[AIM]:
Copy every line of the data that contains the string "死亡赔偿金不再区分城市".

[MATERIAL FOR THE TASK]:
## Start

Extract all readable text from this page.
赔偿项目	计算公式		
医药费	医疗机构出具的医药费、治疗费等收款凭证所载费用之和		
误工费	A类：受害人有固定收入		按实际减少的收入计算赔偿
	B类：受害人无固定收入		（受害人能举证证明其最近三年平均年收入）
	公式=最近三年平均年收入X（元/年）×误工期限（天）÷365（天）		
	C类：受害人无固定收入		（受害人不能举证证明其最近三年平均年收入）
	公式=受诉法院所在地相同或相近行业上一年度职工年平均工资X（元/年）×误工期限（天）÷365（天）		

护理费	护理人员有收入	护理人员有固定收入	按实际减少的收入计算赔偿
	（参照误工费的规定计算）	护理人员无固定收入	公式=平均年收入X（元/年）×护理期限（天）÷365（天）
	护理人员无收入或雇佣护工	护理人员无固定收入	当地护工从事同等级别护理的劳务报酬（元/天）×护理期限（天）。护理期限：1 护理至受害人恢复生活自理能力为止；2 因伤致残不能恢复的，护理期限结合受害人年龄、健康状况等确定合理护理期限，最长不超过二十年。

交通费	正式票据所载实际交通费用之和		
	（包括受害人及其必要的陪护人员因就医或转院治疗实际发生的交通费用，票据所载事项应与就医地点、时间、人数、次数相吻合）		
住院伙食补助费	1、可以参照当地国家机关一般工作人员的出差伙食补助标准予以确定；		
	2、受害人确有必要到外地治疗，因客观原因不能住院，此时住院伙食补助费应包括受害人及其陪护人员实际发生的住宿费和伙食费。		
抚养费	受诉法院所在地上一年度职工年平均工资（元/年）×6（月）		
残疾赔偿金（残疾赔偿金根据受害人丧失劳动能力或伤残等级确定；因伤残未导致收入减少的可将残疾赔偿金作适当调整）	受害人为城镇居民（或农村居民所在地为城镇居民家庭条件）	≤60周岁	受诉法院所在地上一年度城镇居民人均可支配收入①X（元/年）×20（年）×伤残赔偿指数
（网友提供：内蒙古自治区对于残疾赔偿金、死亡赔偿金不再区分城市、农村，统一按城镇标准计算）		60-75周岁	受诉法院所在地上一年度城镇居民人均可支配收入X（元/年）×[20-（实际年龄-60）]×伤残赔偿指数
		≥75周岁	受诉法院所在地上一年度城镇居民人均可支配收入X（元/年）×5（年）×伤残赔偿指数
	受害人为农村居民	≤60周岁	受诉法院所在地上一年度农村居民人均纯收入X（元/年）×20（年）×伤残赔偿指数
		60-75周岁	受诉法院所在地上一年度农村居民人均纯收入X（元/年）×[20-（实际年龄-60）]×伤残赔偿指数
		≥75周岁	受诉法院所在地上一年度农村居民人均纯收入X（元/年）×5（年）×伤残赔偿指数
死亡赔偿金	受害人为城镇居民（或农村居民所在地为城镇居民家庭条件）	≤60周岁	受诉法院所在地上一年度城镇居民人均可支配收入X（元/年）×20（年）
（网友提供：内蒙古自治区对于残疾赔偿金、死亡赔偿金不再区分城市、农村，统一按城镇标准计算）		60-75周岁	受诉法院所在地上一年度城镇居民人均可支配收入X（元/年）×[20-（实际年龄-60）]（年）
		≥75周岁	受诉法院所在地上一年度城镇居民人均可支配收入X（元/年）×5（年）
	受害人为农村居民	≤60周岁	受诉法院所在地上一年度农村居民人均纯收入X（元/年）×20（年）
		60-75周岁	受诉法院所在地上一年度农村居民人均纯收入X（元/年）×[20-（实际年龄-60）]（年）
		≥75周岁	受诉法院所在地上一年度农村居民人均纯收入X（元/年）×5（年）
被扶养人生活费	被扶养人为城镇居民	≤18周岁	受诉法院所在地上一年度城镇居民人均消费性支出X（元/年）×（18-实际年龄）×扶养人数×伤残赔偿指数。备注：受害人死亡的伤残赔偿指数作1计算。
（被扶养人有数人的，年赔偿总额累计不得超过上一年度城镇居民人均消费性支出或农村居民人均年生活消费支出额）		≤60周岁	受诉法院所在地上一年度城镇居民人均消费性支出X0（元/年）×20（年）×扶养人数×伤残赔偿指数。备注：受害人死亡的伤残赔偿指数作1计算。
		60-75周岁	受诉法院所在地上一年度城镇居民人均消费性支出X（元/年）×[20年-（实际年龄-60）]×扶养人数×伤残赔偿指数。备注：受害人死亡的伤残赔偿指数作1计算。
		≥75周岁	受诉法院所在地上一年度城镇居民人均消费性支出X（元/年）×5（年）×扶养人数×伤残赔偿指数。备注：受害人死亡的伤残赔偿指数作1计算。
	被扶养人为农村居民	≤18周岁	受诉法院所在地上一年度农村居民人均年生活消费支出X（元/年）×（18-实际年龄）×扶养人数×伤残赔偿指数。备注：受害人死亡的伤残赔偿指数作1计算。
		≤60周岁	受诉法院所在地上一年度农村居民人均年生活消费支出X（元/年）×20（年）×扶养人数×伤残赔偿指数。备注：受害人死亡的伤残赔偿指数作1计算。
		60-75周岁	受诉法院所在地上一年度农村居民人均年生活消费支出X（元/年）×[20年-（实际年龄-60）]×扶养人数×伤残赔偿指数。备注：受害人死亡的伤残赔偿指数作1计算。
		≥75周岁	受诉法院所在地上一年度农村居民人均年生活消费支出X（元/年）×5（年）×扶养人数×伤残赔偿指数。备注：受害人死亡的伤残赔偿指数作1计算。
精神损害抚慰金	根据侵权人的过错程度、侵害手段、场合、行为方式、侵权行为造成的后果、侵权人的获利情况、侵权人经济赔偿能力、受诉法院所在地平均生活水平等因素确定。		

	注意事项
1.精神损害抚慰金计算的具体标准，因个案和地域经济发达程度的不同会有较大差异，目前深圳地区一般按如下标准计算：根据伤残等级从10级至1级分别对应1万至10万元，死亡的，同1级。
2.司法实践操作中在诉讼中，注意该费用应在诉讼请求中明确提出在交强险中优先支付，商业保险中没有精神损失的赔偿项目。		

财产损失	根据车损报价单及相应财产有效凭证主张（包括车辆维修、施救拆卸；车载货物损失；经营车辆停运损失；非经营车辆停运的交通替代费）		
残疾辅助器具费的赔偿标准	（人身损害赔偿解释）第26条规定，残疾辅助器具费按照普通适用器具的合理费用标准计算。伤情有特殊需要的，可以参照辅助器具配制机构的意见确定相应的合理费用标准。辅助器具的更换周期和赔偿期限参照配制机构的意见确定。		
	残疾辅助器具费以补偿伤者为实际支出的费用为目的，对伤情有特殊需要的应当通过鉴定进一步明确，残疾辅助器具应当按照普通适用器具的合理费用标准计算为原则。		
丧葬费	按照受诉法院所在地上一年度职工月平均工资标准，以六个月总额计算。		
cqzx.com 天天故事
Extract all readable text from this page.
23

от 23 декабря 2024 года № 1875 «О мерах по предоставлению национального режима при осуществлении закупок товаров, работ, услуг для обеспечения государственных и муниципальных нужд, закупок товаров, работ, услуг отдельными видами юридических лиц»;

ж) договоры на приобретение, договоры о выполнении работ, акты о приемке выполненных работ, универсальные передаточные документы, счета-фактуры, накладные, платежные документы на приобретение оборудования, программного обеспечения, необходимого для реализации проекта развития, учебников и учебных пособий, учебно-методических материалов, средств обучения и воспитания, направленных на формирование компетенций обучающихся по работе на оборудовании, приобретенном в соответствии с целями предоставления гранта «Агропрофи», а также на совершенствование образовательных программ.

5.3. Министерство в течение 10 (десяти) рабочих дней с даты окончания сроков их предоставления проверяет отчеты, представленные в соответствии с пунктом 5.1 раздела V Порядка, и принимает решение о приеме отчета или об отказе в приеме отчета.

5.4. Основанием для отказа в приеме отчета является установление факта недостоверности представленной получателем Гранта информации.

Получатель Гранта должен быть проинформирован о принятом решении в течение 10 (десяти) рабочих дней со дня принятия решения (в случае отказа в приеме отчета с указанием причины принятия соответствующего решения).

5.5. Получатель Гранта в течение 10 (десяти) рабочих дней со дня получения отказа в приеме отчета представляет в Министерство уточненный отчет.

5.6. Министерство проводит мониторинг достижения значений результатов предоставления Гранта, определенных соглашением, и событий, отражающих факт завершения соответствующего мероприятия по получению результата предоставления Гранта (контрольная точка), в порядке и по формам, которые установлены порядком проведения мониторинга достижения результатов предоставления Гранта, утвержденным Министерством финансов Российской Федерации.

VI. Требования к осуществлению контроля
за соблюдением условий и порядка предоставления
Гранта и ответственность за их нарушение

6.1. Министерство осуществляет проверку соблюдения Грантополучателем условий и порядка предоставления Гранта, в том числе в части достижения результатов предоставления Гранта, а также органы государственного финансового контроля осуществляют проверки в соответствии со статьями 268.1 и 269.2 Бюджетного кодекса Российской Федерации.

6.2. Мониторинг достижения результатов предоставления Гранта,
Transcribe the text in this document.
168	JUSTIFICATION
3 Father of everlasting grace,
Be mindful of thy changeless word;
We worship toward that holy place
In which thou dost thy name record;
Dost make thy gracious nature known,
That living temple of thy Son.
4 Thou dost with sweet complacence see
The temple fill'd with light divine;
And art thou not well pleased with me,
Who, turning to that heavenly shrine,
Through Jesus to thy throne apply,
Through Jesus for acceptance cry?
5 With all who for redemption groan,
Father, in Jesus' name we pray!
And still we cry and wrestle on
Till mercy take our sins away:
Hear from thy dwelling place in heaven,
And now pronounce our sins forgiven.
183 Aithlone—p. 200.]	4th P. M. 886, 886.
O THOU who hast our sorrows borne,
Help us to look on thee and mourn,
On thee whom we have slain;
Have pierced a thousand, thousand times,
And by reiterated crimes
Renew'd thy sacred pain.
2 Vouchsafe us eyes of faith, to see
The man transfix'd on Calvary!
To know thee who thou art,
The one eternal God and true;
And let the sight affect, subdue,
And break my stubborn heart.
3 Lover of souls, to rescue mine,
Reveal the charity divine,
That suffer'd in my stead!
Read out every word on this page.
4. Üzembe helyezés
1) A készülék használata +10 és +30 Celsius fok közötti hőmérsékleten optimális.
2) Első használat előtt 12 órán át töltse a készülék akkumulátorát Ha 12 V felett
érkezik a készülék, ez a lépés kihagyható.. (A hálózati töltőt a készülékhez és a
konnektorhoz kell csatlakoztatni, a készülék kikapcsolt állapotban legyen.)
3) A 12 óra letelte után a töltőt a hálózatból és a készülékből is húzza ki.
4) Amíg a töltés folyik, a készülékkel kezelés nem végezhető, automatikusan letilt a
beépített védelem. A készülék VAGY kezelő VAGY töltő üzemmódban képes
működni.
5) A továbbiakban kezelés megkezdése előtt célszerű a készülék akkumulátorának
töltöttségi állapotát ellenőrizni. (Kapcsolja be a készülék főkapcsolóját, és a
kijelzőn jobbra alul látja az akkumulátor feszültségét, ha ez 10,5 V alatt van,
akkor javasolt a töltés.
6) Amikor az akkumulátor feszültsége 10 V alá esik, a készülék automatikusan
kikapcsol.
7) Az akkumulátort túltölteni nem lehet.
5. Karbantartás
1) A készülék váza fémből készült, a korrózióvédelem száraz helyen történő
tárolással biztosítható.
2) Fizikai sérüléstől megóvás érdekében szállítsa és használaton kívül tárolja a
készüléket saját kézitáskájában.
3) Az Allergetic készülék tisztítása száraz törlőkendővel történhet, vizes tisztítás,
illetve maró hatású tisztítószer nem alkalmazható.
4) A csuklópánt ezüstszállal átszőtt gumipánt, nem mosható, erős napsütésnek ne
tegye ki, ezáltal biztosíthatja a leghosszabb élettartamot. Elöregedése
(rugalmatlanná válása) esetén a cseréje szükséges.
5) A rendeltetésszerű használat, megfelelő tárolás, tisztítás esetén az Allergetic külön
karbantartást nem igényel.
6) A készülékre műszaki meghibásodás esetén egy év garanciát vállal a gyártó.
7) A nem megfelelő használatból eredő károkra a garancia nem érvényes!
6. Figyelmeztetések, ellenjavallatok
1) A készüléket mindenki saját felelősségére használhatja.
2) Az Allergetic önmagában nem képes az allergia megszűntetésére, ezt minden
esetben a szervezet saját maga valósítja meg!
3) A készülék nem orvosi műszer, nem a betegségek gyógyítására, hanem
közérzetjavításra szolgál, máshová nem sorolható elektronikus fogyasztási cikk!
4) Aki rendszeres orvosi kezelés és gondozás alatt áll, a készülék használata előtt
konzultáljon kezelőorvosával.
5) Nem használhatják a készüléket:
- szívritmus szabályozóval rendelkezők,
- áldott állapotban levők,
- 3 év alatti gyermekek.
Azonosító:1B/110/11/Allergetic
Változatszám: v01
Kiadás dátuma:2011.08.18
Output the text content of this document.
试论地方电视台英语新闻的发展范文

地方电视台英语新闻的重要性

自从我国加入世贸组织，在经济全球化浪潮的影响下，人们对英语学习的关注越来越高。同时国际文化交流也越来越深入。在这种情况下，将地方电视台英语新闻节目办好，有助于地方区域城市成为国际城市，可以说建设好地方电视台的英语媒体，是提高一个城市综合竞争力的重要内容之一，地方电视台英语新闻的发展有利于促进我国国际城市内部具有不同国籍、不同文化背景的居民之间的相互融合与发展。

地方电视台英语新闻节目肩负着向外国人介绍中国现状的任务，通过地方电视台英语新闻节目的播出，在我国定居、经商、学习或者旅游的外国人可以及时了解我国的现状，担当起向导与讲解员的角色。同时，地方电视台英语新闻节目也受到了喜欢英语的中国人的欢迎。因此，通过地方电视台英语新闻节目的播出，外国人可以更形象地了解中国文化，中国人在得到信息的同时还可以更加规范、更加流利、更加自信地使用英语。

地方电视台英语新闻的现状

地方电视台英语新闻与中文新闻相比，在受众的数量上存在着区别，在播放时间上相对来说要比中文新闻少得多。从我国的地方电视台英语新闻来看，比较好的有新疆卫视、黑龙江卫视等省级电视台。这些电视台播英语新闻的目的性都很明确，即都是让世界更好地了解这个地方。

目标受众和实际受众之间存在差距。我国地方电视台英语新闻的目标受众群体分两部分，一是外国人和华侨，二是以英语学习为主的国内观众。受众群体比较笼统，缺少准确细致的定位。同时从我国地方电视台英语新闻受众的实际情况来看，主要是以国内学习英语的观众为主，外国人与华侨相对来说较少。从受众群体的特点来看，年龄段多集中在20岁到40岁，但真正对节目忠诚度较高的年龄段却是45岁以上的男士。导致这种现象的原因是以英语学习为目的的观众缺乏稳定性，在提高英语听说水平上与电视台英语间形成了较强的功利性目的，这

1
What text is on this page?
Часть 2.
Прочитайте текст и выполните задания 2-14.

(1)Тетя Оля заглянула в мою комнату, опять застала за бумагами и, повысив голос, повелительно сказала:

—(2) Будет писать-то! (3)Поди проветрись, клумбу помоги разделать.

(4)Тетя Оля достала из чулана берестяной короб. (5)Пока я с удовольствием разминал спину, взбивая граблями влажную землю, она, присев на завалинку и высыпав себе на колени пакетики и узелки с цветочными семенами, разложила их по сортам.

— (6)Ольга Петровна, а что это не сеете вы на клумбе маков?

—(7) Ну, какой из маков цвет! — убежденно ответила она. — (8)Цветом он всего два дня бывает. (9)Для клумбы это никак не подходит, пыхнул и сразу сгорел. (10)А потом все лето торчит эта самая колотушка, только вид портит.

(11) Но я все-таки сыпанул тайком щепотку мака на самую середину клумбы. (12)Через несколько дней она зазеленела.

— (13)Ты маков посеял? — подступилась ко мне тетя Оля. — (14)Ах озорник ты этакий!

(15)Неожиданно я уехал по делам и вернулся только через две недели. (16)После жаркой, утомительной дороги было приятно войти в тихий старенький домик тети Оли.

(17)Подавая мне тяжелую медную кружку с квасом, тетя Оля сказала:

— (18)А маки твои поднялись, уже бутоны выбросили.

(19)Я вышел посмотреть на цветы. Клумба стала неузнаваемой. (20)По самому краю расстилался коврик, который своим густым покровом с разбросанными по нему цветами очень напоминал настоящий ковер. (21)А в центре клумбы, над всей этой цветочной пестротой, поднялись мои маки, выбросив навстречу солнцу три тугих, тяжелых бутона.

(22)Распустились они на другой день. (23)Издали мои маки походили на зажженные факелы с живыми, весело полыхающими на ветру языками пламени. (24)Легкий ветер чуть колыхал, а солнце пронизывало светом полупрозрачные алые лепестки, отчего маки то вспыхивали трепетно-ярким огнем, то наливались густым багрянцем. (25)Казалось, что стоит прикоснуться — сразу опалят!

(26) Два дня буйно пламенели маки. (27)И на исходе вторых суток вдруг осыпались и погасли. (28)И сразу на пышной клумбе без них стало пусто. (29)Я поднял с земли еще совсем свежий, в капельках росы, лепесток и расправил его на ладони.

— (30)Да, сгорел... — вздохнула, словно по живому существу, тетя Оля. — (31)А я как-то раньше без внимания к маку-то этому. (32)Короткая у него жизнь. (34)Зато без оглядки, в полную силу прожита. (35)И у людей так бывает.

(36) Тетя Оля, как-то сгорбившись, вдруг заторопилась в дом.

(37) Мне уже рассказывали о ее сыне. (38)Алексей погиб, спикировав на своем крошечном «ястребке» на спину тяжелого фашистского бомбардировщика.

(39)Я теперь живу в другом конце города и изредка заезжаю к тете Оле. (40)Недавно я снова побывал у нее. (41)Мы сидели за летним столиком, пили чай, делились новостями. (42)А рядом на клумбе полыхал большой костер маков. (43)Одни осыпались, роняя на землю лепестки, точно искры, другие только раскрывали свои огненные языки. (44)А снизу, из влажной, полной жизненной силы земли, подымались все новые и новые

## End

[FINISHED ANSWER]:
（网友提供：内蒙古自治区对于残疾赔偿金、死亡赔偿金不再区分城市、农村，统一按城镇标准计算）		60-75周岁	受诉法院所在地上一年度城镇居民人均可支配收入X（元/年）×[20-（实际年龄-60）]×伤残赔偿指数
（网友提供：内蒙古自治区对于残疾赔偿金、死亡赔偿金不再区分城市、农村，统一按城镇标准计算）		60-75周岁	受诉法院所在地上一年度城镇居民人均可支配收入X（元/年）×[20-（实际年龄-60）]（年）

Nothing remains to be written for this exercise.